# Aim of the task:
Output all the material that follows, exactly as given.

# Dataset records:
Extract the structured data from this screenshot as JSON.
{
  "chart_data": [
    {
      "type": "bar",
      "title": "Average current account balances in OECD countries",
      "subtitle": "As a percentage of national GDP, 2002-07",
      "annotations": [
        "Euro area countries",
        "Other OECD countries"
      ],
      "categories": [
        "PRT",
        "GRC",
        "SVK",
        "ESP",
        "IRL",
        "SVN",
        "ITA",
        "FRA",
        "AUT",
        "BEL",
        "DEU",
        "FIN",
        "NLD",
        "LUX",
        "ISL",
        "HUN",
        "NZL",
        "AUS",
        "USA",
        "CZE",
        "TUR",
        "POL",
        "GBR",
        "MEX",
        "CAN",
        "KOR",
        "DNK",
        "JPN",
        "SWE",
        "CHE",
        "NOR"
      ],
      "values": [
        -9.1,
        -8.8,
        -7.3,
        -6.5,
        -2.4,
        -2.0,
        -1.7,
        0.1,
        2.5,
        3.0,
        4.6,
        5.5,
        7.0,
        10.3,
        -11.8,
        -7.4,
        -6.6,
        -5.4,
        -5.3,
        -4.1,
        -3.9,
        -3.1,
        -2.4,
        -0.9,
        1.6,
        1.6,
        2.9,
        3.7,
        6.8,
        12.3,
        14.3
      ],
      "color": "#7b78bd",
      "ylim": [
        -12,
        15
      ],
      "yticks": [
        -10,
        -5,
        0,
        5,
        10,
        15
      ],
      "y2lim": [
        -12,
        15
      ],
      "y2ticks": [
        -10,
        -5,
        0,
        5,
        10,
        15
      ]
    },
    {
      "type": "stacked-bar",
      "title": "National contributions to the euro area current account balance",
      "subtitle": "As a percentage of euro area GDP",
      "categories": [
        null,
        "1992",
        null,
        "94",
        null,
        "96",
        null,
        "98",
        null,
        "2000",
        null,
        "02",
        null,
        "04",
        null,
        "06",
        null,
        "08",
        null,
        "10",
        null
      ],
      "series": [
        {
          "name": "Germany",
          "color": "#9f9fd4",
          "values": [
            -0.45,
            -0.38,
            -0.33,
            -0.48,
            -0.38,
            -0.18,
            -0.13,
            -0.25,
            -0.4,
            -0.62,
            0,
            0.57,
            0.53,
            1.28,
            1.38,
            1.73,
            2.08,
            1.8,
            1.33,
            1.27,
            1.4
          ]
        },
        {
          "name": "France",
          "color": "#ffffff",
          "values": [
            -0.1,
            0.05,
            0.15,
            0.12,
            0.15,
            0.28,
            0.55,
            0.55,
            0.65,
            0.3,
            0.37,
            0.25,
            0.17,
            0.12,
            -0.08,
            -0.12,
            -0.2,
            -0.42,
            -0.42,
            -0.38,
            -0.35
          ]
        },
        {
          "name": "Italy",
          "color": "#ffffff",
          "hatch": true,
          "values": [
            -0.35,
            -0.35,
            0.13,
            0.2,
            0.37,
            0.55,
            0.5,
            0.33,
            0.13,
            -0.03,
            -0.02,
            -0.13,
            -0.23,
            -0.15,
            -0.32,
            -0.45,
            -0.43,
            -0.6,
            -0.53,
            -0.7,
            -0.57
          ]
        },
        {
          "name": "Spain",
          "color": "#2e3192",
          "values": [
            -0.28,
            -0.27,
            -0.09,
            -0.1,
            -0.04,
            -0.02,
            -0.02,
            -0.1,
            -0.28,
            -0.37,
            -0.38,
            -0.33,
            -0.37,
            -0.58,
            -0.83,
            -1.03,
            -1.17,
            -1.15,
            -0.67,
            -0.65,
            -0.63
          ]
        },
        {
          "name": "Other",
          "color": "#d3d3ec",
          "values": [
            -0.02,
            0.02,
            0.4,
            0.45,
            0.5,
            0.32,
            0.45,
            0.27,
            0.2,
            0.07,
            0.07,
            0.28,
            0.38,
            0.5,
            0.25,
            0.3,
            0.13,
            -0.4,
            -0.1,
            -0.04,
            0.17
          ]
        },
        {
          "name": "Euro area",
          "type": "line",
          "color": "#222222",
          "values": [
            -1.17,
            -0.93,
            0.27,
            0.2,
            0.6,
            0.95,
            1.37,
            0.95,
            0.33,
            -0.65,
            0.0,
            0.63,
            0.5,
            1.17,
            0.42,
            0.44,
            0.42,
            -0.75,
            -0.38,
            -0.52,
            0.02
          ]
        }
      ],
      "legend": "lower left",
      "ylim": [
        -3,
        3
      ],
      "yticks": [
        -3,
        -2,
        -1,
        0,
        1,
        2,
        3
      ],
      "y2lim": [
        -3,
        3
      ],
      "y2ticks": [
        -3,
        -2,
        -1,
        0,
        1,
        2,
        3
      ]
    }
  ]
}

# Task result:
Extract the structured data from this screenshot as JSON.
{
  "chart_data": [
    {
      "type": "bar",
      "title": "Average current account balances in OECD countries",
      "subtitle": "As a percentage of national GDP, 2002-07",
      "annotations": [
        "Euro area countries",
        "Other OECD countries"
      ],
      "categories": [
        "PRT",
        "GRC",
        "SVK",
        "ESP",
        "IRL",
        "SVN",
        "ITA",
        "FRA",
        "AUT",
        "BEL",
        "DEU",
        "FIN",
        "NLD",
        "LUX",
        "ISL",
        "HUN",
        "NZL",
        "AUS",
        "USA",
        "CZE",
        "TUR",
        "POL",
        "GBR",
        "MEX",
        "CAN",
        "KOR",
        "DNK",
        "JPN",
        "SWE",
        "CHE",
        "NOR"
      ],
      "values": [
        -9.1,
        -8.8,
        -7.3,
        -6.5,
        -2.4,
        -2.0,
        -1.7,
        0.1,
        2.5,
        3.0,
        4.6,
        5.5,
        7.0,
        10.3,
        -11.8,
        -7.4,
        -6.6,
        -5.4,
        -5.3,
        -4.1,
        -3.9,
        -3.1,
        -2.4,
        -0.9,
        1.6,
        1.6,
        2.9,
        3.7,
        6.8,
        12.3,
        14.3
      ],
      "color": "#7b78bd",
      "ylim": [
        -12,
        15
      ],
      "yticks": [
        -10,
        -5,
        0,
        5,
        10,
        15
      ],
      "y2lim": [
        -12,
        15
      ],
      "y2ticks": [
        -10,
        -5,
        0,
        5,
        10,
        15
      ]
    },
    {
      "type": "stacked-bar",
      "title": "National contributions to the euro area current account balance",
      "subtitle": "As a percentage of euro area GDP",
      "categories": [
        null,
        "1992",
        null,
        "94",
        null,
        "96",
        null,
        "98",
        null,
        "2000",
        null,
        "02",
        null,
        "04",
        null,
        "06",
        null,
        "08",
        null,
        "10",
        null
      ],
      "series": [
        {
          "name": "Germany",
          "color": "#9f9fd4",
          "values": [
            -0.45,
            -0.38,
            -0.33,
            -0.48,
            -0.38,
            -0.18,
            -0.13,
            -0.25,
            -0.4,
            -0.62,
            0,
            0.57,
            0.53,
            1.28,
            1.38,
            1.73,
            2.08,
            1.8,
            1.33,
            1.27,
            1.4
          ]
        },
        {
          "name": "France",
          "color": "#ffffff",
          "values": [
            -0.1,
            0.05,
            0.15,
            0.12,
            0.15,
            0.28,
            0.55,
            0.55,
            0.65,
            0.3,
            0.37,
            0.25,
            0.17,
            0.12,
            -0.08,
            -0.12,
            -0.2,
            -0.42,
            -0.42,
            -0.38,
            -0.35
          ]
        },
        {
          "name": "Italy",
          "color": "#ffffff",
          "hatch": true,
          "values": [
            -0.35,
            -0.35,
            0.13,
            0.2,
            0.37,
            0.55,
            0.5,
            0.33,
            0.13,
            -0.03,
            -0.02,
            -0.13,
            -0.23,
            -0.15,
            -0.32,
            -0.45,
            -0.43,
            -0.6,
            -0.53,
            -0.7,
            -0.57
          ]
        },
        {
          "name": "Spain",
          "color": "#2e3192",
          "values": [
            -0.28,
            -0.27,
            -0.09,
            -0.1,
            -0.04,
            -0.02,
            -0.02,
            -0.1,
            -0.28,
            -0.37,
            -0.38,
            -0.33,
            -0.37,
            -0.58,
            -0.83,
            -1.03,
            -1.17,
            -1.15,
            -0.67,
            -0.65,
            -0.63
          ]
        },
        {
          "name": "Other",
          "color": "#d3d3ec",
          "values": [
            -0.02,
            0.02,
            0.4,
            0.45,
            0.5,
            0.32,
            0.45,
            0.27,
            0.2,
            0.07,
            0.07,
            0.28,
            0.38,
            0.5,
            0.25,
            0.3,
            0.13,
            -0.4,
            -0.1,
            -0.04,
            0.17
          ]
        },
        {
          "name": "Euro area",
          "type": "line",
          "color": "#222222",
          "values": [
            -1.17,
            -0.93,
            0.27,
            0.2,
            0.6,
            0.95,
            1.37,
            0.95,
            0.33,
            -0.65,
            0.0,
            0.63,
            0.5,
            1.17,
            0.42,
            0.44,
            0.42,
            -0.75,
            -0.38,
            -0.52,
            0.02
          ]
        }
      ],
      "legend": "lower left",
      "ylim": [
        -3,
        3
      ],
      "yticks": [
        -3,
        -2,
        -1,
        0,
        1,
        2,
        3
      ],
      "y2lim": [
        -3,
        3
      ],
      "y2ticks": [
        -3,
        -2,
        -1,
        0,
        1,
        2,
        3
      ]
    }
  ]
}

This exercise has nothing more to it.